▼

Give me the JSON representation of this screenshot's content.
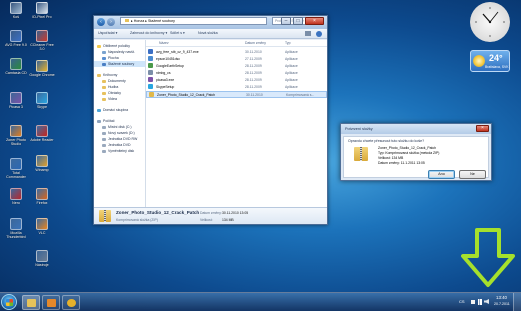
{
  "desktop": {
    "icons": [
      {
        "label": "Koš",
        "color": "#9fb7cf"
      },
      {
        "label": "ID-Pixel Pro",
        "color": "#d9e1ea"
      },
      {
        "label": "AVG Free 9.0",
        "color": "#3b6fc4"
      },
      {
        "label": "CCleaner Free 3.0",
        "color": "#cc3a2c"
      },
      {
        "label": "Camtasia CD",
        "color": "#2a8a3c"
      },
      {
        "label": "Google Chrome",
        "color": "#e5b12b"
      },
      {
        "label": "Picasa 3",
        "color": "#7d52a8"
      },
      {
        "label": "Skype",
        "color": "#29a6e0"
      },
      {
        "label": "Zoner Photo Studio",
        "color": "#e07d1f"
      },
      {
        "label": "Adobe Reader",
        "color": "#c8241b"
      },
      {
        "label": "Total Commander",
        "color": "#2c68b3"
      },
      {
        "label": "Winamp",
        "color": "#e0a02a"
      },
      {
        "label": "Nero",
        "color": "#b8272d"
      },
      {
        "label": "Firefox",
        "color": "#d9661c"
      },
      {
        "label": "Mozilla Thunderbird",
        "color": "#3b73b8"
      },
      {
        "label": "VLC",
        "color": "#e9851f"
      },
      {
        "label": "Nástroje",
        "color": "#6b7d94"
      }
    ]
  },
  "explorer": {
    "breadcrumb": "▸ Honza ▸ Stažené soubory",
    "search_placeholder": "Prohledat: Stažené soubory",
    "toolbar": {
      "organize": "Uspořádat ▾",
      "include": "Zahrnout do knihovny ▾",
      "share": "Sdílet s ▾",
      "new_folder": "Nová složka"
    },
    "nav": {
      "favorites": [
        {
          "label": "Oblíbené položky",
          "sel": false,
          "color": "#f2c94c"
        },
        {
          "label": "Naposledy navšt.",
          "sel": false,
          "color": "#7aa3cf"
        },
        {
          "label": "Plocha",
          "sel": false,
          "color": "#5b8fd0"
        },
        {
          "label": "Stažené soubory",
          "sel": true,
          "color": "#4a7fc4"
        }
      ],
      "libraries": [
        {
          "label": "Knihovny",
          "color": "#e7c15e"
        },
        {
          "label": "Dokumenty",
          "color": "#e7c15e"
        },
        {
          "label": "Hudba",
          "color": "#e7c15e"
        },
        {
          "label": "Obrázky",
          "color": "#e7c15e"
        },
        {
          "label": "Videa",
          "color": "#e7c15e"
        }
      ],
      "homegroup": [
        {
          "label": "Domácí skupina",
          "color": "#4da5d8"
        }
      ],
      "computer": [
        {
          "label": "Počítač",
          "color": "#8ea3bd"
        },
        {
          "label": "Místní disk (C:)",
          "color": "#9aa9bd"
        },
        {
          "label": "Nový svazek (D:)",
          "color": "#9aa9bd"
        },
        {
          "label": "Jednotka DVD RW",
          "color": "#9aa9bd"
        },
        {
          "label": "Jednotka DVD",
          "color": "#9aa9bd"
        },
        {
          "label": "Vyměnitelný disk",
          "color": "#9aa9bd"
        }
      ]
    },
    "columns": [
      "Název",
      "Datum změny",
      "Typ"
    ],
    "files": [
      {
        "name": "avg_free_stb_cz_9_437.exe",
        "date": "30.11.2010",
        "type": "Aplikace",
        "color": "#3b6fc4",
        "sel": false
      },
      {
        "name": "epson10451dsc",
        "date": "27.11.2009",
        "type": "Aplikace",
        "color": "#4a8bd0",
        "sel": false
      },
      {
        "name": "GoogleEarthSetup",
        "date": "28.11.2009",
        "type": "Aplikace",
        "color": "#4b9a4b",
        "sel": false
      },
      {
        "name": "nlmbg_cs",
        "date": "28.11.2009",
        "type": "Aplikace",
        "color": "#7b8ea8",
        "sel": false
      },
      {
        "name": "picasa3.exe",
        "date": "28.11.2009",
        "type": "Aplikace",
        "color": "#7d52a8",
        "sel": false
      },
      {
        "name": "SkypeSetup",
        "date": "28.11.2009",
        "type": "Aplikace",
        "color": "#29a6e0",
        "sel": false
      },
      {
        "name": "Zoner_Photo_Studio_12_Crack_Patch",
        "date": "30.11.2010",
        "type": "Komprimovaná s...",
        "color": "#e0b84a",
        "sel": true
      }
    ],
    "details": {
      "name": "Zoner_Photo_Studio_12_Crack_Patch",
      "type": "Komprimovaná složka (ZIP)",
      "date_label": "Datum změny:",
      "date_value": "30.11.2010 13:05",
      "size_label": "Velikost:",
      "size_value": "134 MB"
    }
  },
  "dialog": {
    "title": "Potvrzení složky",
    "message": "Opravdu chcete přesunout tuto složku do koše?",
    "item_name": "Zoner_Photo_Studio_12_Crack_Patch",
    "item_type": "Typ: Komprimovaná složka (metoda ZIP)",
    "item_size": "Velikost: 134 MB",
    "item_date": "Datum změny: 11.1.2011 13:05",
    "yes_label": "Ano",
    "no_label": "Ne"
  },
  "gadgets": {
    "weather_temp": "24°",
    "weather_city": "Bratislava, SVK"
  },
  "taskbar": {
    "lang": "CS",
    "time": "13:40",
    "date": "20.7.2011",
    "pinned": [
      {
        "name": "explorer",
        "color": "#e6c25a"
      },
      {
        "name": "media-player",
        "color": "#e4882a"
      },
      {
        "name": "chrome",
        "color": "#e5b12b"
      }
    ]
  },
  "colors": {
    "arrow": "#a5e02c",
    "accent": "#4a7fc4"
  }
}
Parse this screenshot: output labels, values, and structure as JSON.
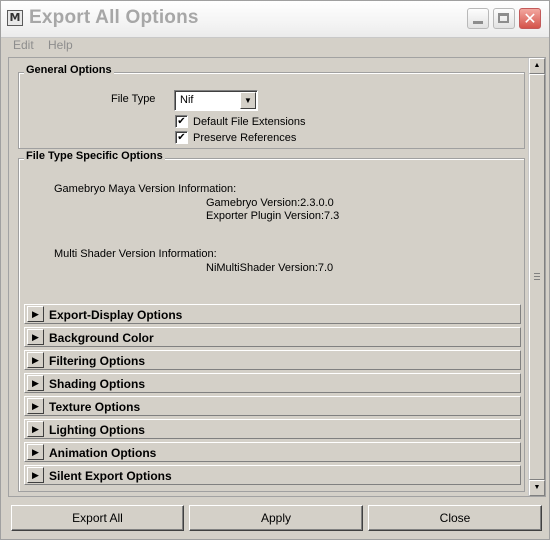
{
  "window": {
    "title": "Export All Options",
    "app_icon_glyph": "M"
  },
  "menu": [
    "Edit",
    "Help"
  ],
  "general": {
    "title": "General Options",
    "file_type_label": "File Type",
    "file_type_value": "Nif",
    "default_ext_label": "Default File Extensions",
    "default_ext_checked": true,
    "preserve_refs_label": "Preserve References",
    "preserve_refs_checked": true,
    "check_glyph": "✔"
  },
  "specific": {
    "title": "File Type Specific Options",
    "gamebryo_header": "Gamebryo Maya Version Information:",
    "gamebryo_version": "Gamebryo Version:2.3.0.0",
    "exporter_version": "Exporter Plugin Version:7.3",
    "multishader_header": "Multi Shader Version Information:",
    "nimultishader_version": "NiMultiShader Version:7.0"
  },
  "sections": [
    "Export-Display Options",
    "Background Color",
    "Filtering Options",
    "Shading Options",
    "Texture Options",
    "Lighting Options",
    "Animation Options",
    "Silent Export Options"
  ],
  "buttons": {
    "export_all": "Export All",
    "apply": "Apply",
    "close": "Close"
  },
  "glyphs": {
    "expand": "▶",
    "up": "▲",
    "down": "▼",
    "close": "✕"
  }
}
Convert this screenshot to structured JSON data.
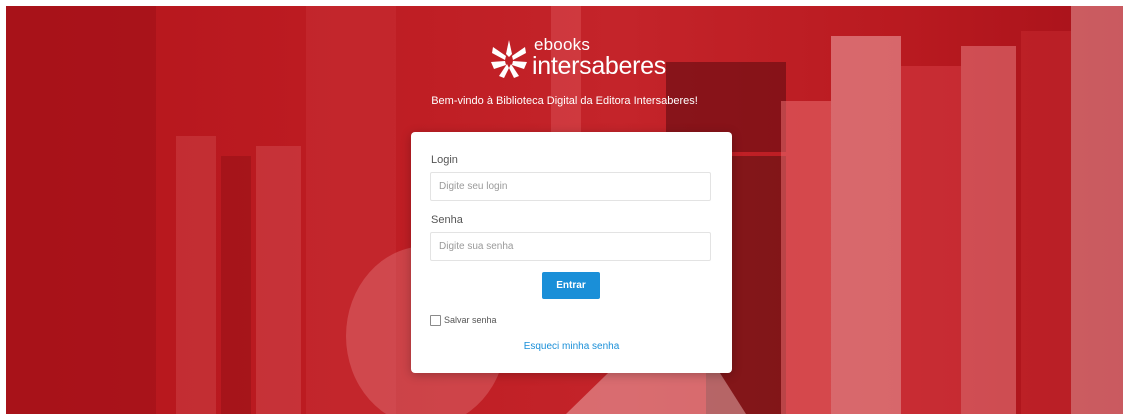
{
  "brand": {
    "name_top": "ebooks",
    "name_bottom": "intersaberes",
    "welcome": "Bem-vindo à Biblioteca Digital da Editora Intersaberes!"
  },
  "login_form": {
    "login_label": "Login",
    "login_placeholder": "Digite seu login",
    "login_value": "",
    "password_label": "Senha",
    "password_placeholder": "Digite sua senha",
    "password_value": "",
    "submit_label": "Entrar",
    "remember_label": "Salvar senha",
    "remember_checked": false,
    "forgot_label": "Esqueci minha senha"
  },
  "icons": {
    "logo": "starburst-book-logo-icon",
    "checkbox": "checkbox-unchecked-icon"
  },
  "colors": {
    "hero_red": "#c0262b",
    "primary_blue": "#1a8fd8",
    "card_bg": "#ffffff",
    "text_white": "#ffffff"
  }
}
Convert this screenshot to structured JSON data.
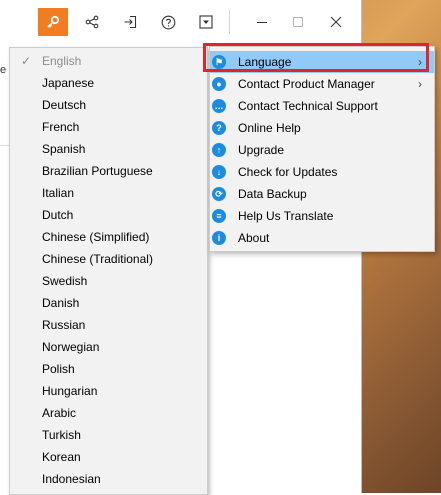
{
  "titlebar": {
    "buttons": [
      "key-icon",
      "share-icon",
      "login-icon",
      "help-icon",
      "menu-dropdown-icon"
    ],
    "window_controls": [
      "minimize-icon",
      "maximize-icon",
      "close-icon"
    ]
  },
  "background_partial_text": "ec",
  "language_menu": {
    "items": [
      {
        "label": "English",
        "checked": true
      },
      {
        "label": "Japanese"
      },
      {
        "label": "Deutsch"
      },
      {
        "label": "French"
      },
      {
        "label": "Spanish"
      },
      {
        "label": "Brazilian Portuguese"
      },
      {
        "label": "Italian"
      },
      {
        "label": "Dutch"
      },
      {
        "label": "Chinese (Simplified)"
      },
      {
        "label": "Chinese (Traditional)"
      },
      {
        "label": "Swedish"
      },
      {
        "label": "Danish"
      },
      {
        "label": "Russian"
      },
      {
        "label": "Norwegian"
      },
      {
        "label": "Polish"
      },
      {
        "label": "Hungarian"
      },
      {
        "label": "Arabic"
      },
      {
        "label": "Turkish"
      },
      {
        "label": "Korean"
      },
      {
        "label": "Indonesian"
      }
    ]
  },
  "main_menu": {
    "items": [
      {
        "label": "Language",
        "icon": "flag-icon",
        "submenu": true,
        "highlighted": true
      },
      {
        "label": "Contact Product Manager",
        "icon": "person-icon",
        "submenu": true
      },
      {
        "label": "Contact Technical Support",
        "icon": "chat-icon",
        "submenu": false
      },
      {
        "label": "Online Help",
        "icon": "question-icon",
        "submenu": false
      },
      {
        "label": "Upgrade",
        "icon": "upgrade-icon",
        "submenu": false
      },
      {
        "label": "Check for Updates",
        "icon": "download-icon",
        "submenu": false
      },
      {
        "label": "Data Backup",
        "icon": "backup-icon",
        "submenu": false
      },
      {
        "label": "Help Us Translate",
        "icon": "translate-icon",
        "submenu": false
      },
      {
        "label": "About",
        "icon": "info-icon",
        "submenu": false
      }
    ]
  },
  "colors": {
    "accent_orange": "#f07d22",
    "menu_highlight": "#91c9f7",
    "icon_blue": "#1c8ce0",
    "annotation_red": "#e2242b"
  }
}
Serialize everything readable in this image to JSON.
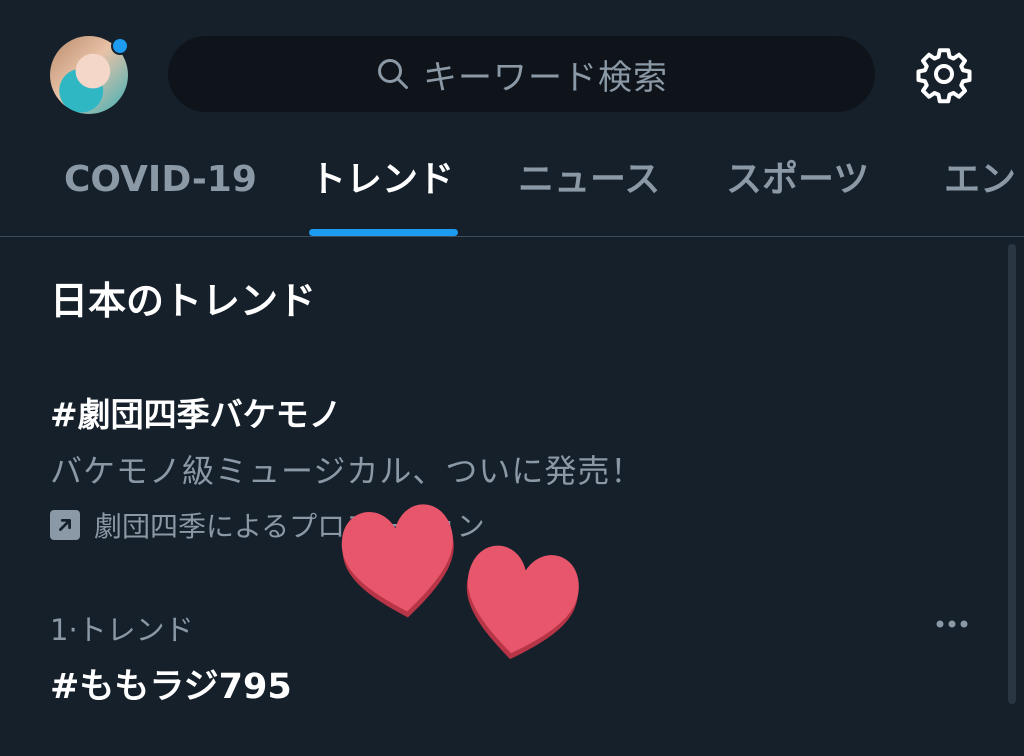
{
  "search": {
    "placeholder": "キーワード検索"
  },
  "tabs": [
    {
      "label": "COVID-19"
    },
    {
      "label": "トレンド"
    },
    {
      "label": "ニュース"
    },
    {
      "label": "スポーツ"
    },
    {
      "label": "エン"
    }
  ],
  "active_tab": "トレンド",
  "section": {
    "title": "日本のトレンド"
  },
  "promo": {
    "title": "#劇団四季バケモノ",
    "description": "バケモノ級ミュージカル、ついに発売！",
    "promoted_by": "劇団四季によるプロモーション"
  },
  "trends": [
    {
      "meta": "1·トレンド",
      "name": "#ももラジ795"
    }
  ],
  "icons": {
    "search": "search-icon",
    "settings": "gear-icon",
    "promoted": "promoted-arrow-icon",
    "more": "more-horizontal-icon"
  },
  "colors": {
    "background": "#15202b",
    "accent": "#1d9bf0",
    "secondary_text": "#8b98a5",
    "heart": "#e8566b"
  }
}
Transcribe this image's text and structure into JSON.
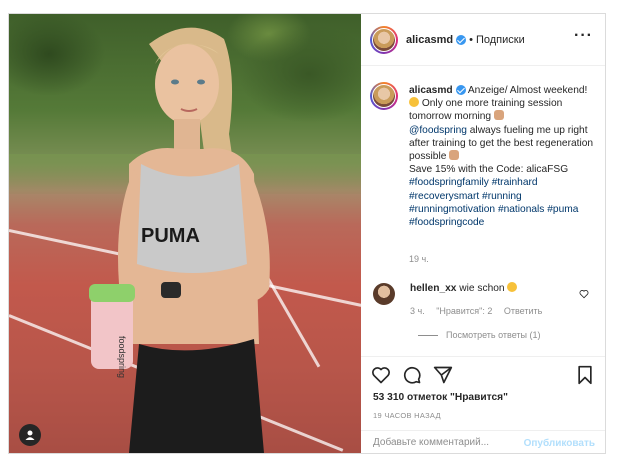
{
  "post": {
    "author": {
      "username": "alicasmd",
      "verified": true,
      "follow_state": "Подписки",
      "separator": "•"
    },
    "more_icon": "ellipsis-icon",
    "caption": {
      "username": "alicasmd",
      "line1": "Anzeige/ Almost weekend!",
      "line2": "Only one more training session tomorrow morning",
      "mention": "@foodspring",
      "line3": "always fueling me up right after training to get the best regeneration possible",
      "line4": "Save 15% with the Code: alicaFSG",
      "hashtags": [
        "#foodspringfamily",
        "#trainhard",
        "#recoverysmart",
        "#running",
        "#runningmotivation",
        "#nationals",
        "#puma",
        "#foodspringcode"
      ],
      "time": "19 ч."
    },
    "comments": [
      {
        "username": "hellen_xx",
        "text": "wie schon",
        "time": "3 ч.",
        "likes": "\"Нравится\": 2",
        "reply_label": "Ответить",
        "view_replies": "Посмотреть ответы (1)"
      }
    ],
    "likes": "53 310 отметок \"Нравится\"",
    "time_ago": "19 ЧАСОВ НАЗАД",
    "add_comment_placeholder": "Добавьте комментарий...",
    "publish_label": "Опубликовать",
    "photo": {
      "shirt_text": "PUMA",
      "bottle_text": "foodspring"
    }
  },
  "colors": {
    "link": "#00376b",
    "muted": "#8e8e8e",
    "publish_disabled": "#b2dffc",
    "verified": "#3897f0",
    "border": "#dbdbdb"
  }
}
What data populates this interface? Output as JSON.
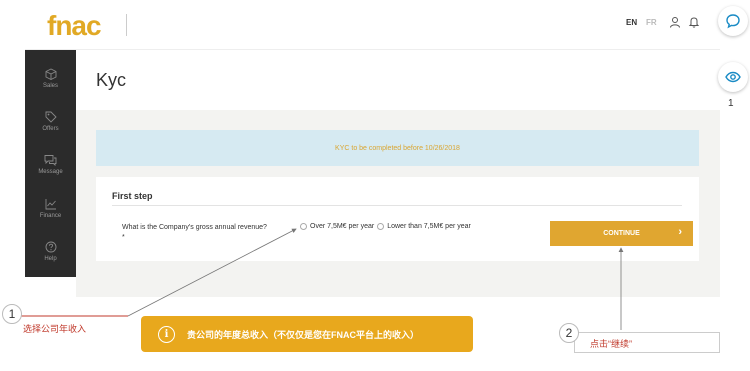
{
  "header": {
    "logo": "fnac",
    "lang_en": "EN",
    "lang_fr": "FR",
    "user_icon": "user-icon",
    "bell_icon": "bell-icon"
  },
  "floating": {
    "chat_icon": "chat-bubble-icon",
    "eye_icon": "eye-icon",
    "eye_count": "1"
  },
  "sidebar": {
    "items": [
      {
        "label": "Sales",
        "icon": "box-icon"
      },
      {
        "label": "Offers",
        "icon": "tag-icon"
      },
      {
        "label": "Message",
        "icon": "message-icon"
      },
      {
        "label": "Finance",
        "icon": "chart-icon"
      },
      {
        "label": "Help",
        "icon": "help-icon"
      }
    ]
  },
  "main": {
    "title": "Kyc",
    "banner": "KYC to be completed before 10/26/2018",
    "step_title": "First step",
    "question": "What is the Company's gross annual revenue?",
    "required_mark": "*",
    "options": [
      "Over 7,5M€ per year",
      "Lower than 7,5M€ per year"
    ],
    "continue_label": "CONTINUE"
  },
  "annotations": {
    "num1": "1",
    "note1": "选择公司年收入",
    "num2": "2",
    "note2": "点击“继续”",
    "info": "贵公司的年度总收入（不仅仅是您在FNAC平台上的收入）",
    "accent": "#e8a81d",
    "arrow_color": "#c0392b"
  }
}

▲

(WHAT TO WORK ON): Show all lines in the entries above where the string "Gamebryo" appears.

(TASK SOLUTION):
    "gamebryo_header": "Gamebryo Maya Version Information:",
    "gamebryo_version": "Gamebryo Version:2.3.0.0",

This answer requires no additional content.